(A run of records)
* * * * * * * * *

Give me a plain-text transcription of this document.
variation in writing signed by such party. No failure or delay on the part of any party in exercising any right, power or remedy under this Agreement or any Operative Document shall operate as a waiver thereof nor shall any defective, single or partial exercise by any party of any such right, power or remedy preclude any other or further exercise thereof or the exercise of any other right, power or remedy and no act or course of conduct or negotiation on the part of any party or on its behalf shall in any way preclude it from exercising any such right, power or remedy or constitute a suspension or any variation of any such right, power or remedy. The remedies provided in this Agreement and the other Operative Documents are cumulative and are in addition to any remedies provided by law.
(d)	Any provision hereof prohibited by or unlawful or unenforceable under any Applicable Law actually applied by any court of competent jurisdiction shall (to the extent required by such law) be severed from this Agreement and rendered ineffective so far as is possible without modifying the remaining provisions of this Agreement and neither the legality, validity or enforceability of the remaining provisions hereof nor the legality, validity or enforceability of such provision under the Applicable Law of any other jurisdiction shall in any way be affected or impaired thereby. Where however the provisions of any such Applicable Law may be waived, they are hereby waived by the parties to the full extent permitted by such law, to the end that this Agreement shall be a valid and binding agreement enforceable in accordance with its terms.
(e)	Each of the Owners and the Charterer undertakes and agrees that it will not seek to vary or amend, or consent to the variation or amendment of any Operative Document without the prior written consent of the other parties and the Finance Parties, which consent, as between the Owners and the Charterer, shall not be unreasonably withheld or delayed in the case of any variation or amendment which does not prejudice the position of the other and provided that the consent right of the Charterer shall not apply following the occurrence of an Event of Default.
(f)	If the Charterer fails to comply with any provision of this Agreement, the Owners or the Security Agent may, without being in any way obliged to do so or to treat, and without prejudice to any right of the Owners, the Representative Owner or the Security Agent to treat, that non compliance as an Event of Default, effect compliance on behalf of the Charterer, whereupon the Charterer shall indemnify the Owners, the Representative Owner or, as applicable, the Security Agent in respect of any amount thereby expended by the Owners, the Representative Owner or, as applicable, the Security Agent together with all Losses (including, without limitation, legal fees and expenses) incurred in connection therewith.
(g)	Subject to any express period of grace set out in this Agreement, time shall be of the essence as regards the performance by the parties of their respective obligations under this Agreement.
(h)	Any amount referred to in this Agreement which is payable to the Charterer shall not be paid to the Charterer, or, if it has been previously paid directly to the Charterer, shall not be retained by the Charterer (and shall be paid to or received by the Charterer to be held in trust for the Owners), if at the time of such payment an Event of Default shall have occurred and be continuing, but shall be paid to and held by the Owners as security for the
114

* * * * * * * * *

## Problem
Restate each record word for word.

## Answer
Give me a plain-text transcription of this document.
variation in writing signed by such party. No failure or delay on the part of any party in exercising any right, power or remedy under this Agreement or any Operative Document shall operate as a waiver thereof nor shall any defective, single or partial exercise by any party of any such right, power or remedy preclude any other or further exercise thereof or the exercise of any other right, power or remedy and no act or course of conduct or negotiation on the part of any party or on its behalf shall in any way preclude it from exercising any such right, power or remedy or constitute a suspension or any variation of any such right, power or remedy. The remedies provided in this Agreement and the other Operative Documents are cumulative and are in addition to any remedies provided by law.
(d)	Any provision hereof prohibited by or unlawful or unenforceable under any Applicable Law actually applied by any court of competent jurisdiction shall (to the extent required by such law) be severed from this Agreement and rendered ineffective so far as is possible without modifying the remaining provisions of this Agreement and neither the legality, validity or enforceability of the remaining provisions hereof nor the legality, validity or enforceability of such provision under the Applicable Law of any other jurisdiction shall in any way be affected or impaired thereby. Where however the provisions of any such Applicable Law may be waived, they are hereby waived by the parties to the full extent permitted by such law, to the end that this Agreement shall be a valid and binding agreement enforceable in accordance with its terms.
(e)	Each of the Owners and the Charterer undertakes and agrees that it will not seek to vary or amend, or consent to the variation or amendment of any Operative Document without the prior written consent of the other parties and the Finance Parties, which consent, as between the Owners and the Charterer, shall not be unreasonably withheld or delayed in the case of any variation or amendment which does not prejudice the position of the other and provided that the consent right of the Charterer shall not apply following the occurrence of an Event of Default.
(f)	If the Charterer fails to comply with any provision of this Agreement, the Owners or the Security Agent may, without being in any way obliged to do so or to treat, and without prejudice to any right of the Owners, the Representative Owner or the Security Agent to treat, that non compliance as an Event of Default, effect compliance on behalf of the Charterer, whereupon the Charterer shall indemnify the Owners, the Representative Owner or, as applicable, the Security Agent in respect of any amount thereby expended by the Owners, the Representative Owner or, as applicable, the Security Agent together with all Losses (including, without limitation, legal fees and expenses) incurred in connection therewith.
(g)	Subject to any express period of grace set out in this Agreement, time shall be of the essence as regards the performance by the parties of their respective obligations under this Agreement.
(h)	Any amount referred to in this Agreement which is payable to the Charterer shall not be paid to the Charterer, or, if it has been previously paid directly to the Charterer, shall not be retained by the Charterer (and shall be paid to or received by the Charterer to be held in trust for the Owners), if at the time of such payment an Event of Default shall have occurred and be continuing, but shall be paid to and held by the Owners as security for the
114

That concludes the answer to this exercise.